# PROBLEM
How many of the lines below include "name"? Give the number and no other words.

++++

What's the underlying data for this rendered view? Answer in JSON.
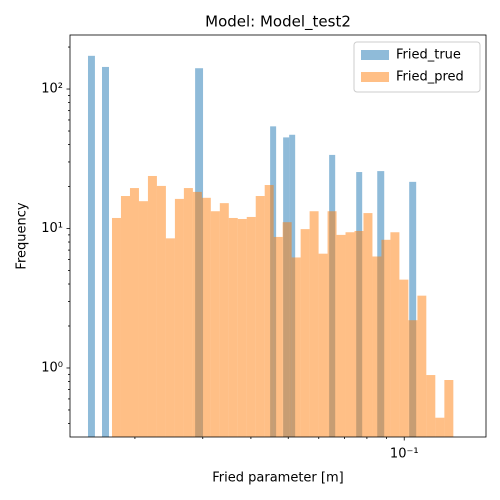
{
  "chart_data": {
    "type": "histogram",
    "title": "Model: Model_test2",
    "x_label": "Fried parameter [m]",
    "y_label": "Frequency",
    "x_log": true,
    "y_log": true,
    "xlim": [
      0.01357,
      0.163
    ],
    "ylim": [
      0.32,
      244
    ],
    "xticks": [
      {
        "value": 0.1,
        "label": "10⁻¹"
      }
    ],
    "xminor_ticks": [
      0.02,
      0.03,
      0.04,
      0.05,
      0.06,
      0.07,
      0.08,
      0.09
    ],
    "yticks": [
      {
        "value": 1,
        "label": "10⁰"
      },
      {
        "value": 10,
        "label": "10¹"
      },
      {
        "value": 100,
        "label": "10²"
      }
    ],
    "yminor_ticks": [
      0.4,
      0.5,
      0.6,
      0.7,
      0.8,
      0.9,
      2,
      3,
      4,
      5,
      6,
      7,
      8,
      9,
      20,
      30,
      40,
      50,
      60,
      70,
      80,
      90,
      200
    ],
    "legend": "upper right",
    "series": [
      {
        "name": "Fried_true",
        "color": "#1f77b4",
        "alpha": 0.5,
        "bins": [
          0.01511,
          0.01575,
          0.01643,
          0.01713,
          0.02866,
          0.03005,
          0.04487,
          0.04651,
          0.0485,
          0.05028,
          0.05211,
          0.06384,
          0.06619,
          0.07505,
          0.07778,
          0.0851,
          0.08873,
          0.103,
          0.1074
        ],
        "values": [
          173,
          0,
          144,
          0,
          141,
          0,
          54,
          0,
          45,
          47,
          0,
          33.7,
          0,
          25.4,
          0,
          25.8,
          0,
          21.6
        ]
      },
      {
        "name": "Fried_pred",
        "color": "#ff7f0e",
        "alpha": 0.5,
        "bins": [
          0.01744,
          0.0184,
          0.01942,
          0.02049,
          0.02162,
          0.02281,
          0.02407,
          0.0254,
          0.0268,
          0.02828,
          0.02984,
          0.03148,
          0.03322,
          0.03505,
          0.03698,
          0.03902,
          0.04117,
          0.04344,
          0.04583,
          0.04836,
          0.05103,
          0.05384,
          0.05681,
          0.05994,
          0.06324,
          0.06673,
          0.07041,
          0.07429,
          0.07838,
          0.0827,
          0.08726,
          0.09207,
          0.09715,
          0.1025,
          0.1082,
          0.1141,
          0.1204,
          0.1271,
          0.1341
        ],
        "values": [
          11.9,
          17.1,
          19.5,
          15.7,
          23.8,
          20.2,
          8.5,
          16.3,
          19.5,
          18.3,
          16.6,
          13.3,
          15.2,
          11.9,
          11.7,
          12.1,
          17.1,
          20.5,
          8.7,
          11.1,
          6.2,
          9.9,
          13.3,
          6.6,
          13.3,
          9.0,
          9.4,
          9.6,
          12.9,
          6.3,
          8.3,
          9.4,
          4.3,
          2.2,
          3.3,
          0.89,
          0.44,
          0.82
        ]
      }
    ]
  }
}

++++

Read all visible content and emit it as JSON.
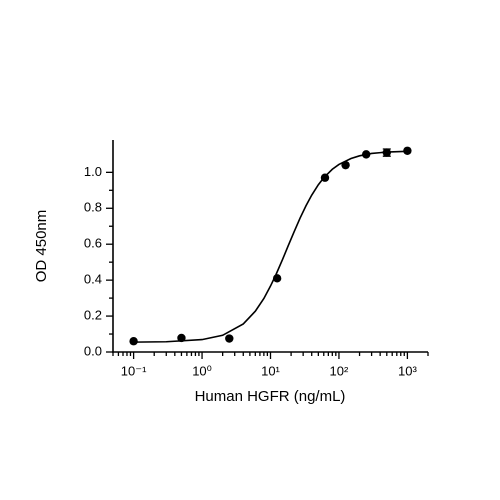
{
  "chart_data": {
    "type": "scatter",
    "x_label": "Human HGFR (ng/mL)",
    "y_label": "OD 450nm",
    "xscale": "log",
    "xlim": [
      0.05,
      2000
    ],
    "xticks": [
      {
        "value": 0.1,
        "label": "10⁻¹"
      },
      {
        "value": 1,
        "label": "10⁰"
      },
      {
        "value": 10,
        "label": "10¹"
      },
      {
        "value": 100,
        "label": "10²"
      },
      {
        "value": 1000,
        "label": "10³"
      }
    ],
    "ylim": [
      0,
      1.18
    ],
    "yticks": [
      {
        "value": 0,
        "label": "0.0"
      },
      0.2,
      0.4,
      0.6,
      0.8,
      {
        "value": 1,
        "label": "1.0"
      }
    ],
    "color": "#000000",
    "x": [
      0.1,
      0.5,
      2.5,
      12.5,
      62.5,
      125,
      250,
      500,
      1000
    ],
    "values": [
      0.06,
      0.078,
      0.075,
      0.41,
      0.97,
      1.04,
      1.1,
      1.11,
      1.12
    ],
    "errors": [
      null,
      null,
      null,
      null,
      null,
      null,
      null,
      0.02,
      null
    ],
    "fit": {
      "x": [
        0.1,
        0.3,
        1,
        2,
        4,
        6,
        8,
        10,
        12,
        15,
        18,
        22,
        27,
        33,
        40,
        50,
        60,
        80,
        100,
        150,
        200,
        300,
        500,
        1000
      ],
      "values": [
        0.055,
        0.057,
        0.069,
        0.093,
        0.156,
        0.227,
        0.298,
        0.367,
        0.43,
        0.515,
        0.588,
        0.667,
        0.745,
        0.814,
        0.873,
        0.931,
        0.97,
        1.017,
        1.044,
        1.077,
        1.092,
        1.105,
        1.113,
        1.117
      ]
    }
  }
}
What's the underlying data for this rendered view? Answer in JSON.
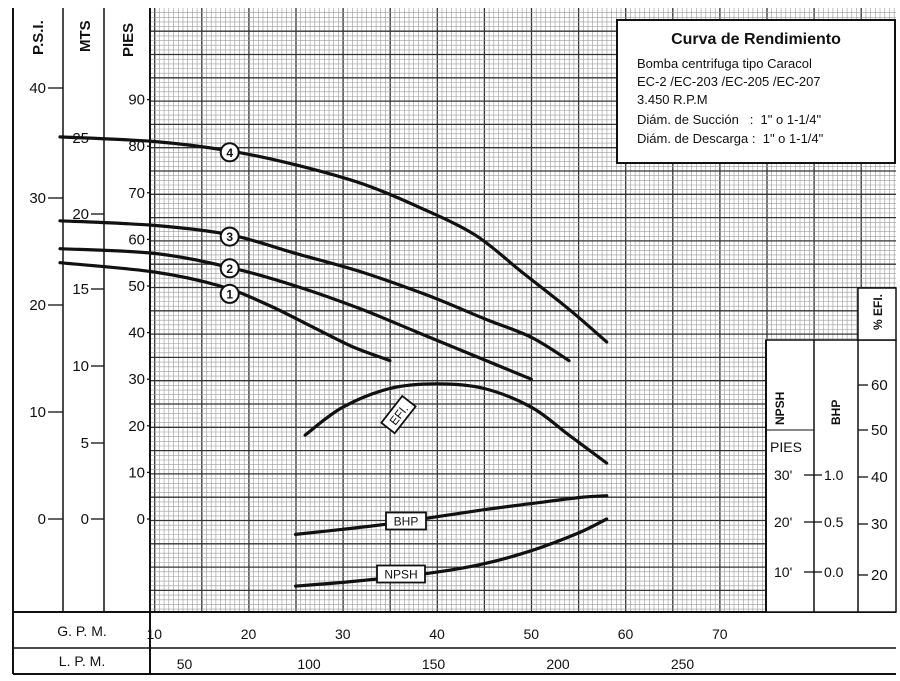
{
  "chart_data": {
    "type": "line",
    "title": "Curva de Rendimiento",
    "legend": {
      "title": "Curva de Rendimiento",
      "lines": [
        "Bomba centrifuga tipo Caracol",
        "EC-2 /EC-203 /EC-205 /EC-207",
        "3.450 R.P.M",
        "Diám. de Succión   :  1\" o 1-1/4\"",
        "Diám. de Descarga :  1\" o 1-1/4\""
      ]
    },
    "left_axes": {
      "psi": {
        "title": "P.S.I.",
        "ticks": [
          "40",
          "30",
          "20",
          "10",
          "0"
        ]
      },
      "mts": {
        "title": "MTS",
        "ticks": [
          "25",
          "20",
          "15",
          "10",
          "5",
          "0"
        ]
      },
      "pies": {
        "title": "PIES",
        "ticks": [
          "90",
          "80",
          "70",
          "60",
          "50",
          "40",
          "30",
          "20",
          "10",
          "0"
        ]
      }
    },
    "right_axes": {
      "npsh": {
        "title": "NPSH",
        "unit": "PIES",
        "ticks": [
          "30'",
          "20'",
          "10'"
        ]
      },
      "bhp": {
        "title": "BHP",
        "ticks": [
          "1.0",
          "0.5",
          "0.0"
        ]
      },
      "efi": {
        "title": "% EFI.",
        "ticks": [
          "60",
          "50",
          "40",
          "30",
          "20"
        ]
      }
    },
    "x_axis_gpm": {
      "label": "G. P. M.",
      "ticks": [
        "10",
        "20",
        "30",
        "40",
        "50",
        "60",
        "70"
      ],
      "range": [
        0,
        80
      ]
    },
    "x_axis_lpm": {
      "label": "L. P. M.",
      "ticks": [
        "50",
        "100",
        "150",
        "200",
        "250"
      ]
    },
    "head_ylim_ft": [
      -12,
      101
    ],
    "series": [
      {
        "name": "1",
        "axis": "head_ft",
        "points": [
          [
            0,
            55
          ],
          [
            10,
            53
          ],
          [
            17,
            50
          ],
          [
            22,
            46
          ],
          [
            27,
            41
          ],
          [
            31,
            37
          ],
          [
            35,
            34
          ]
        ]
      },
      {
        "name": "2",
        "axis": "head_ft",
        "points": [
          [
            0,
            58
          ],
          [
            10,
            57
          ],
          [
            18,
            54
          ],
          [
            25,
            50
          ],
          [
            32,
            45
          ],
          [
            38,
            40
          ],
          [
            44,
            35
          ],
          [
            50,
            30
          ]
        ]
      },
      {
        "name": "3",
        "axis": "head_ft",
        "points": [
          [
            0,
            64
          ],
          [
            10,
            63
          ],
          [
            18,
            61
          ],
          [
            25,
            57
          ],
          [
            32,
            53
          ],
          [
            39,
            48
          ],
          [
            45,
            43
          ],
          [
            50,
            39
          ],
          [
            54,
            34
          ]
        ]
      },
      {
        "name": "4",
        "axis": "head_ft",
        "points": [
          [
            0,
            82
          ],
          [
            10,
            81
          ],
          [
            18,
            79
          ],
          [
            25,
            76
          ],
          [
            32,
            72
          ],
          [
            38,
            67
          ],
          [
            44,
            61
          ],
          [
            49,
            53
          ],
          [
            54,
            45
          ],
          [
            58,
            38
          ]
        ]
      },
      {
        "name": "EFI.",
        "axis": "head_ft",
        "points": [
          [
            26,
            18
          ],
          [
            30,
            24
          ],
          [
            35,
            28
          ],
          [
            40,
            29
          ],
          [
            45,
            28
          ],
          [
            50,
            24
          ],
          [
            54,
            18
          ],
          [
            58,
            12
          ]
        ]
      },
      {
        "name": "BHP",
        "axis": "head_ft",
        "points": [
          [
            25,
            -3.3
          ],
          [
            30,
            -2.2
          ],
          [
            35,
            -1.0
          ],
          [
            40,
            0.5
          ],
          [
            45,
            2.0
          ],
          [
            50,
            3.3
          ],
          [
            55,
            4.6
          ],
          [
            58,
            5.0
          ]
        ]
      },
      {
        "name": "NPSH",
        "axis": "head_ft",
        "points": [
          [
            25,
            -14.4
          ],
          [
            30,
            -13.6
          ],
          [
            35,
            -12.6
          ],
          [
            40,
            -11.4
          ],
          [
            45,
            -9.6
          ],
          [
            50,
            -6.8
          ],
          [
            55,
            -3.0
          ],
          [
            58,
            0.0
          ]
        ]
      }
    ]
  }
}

++++

# COMPLETE RESPONSE
9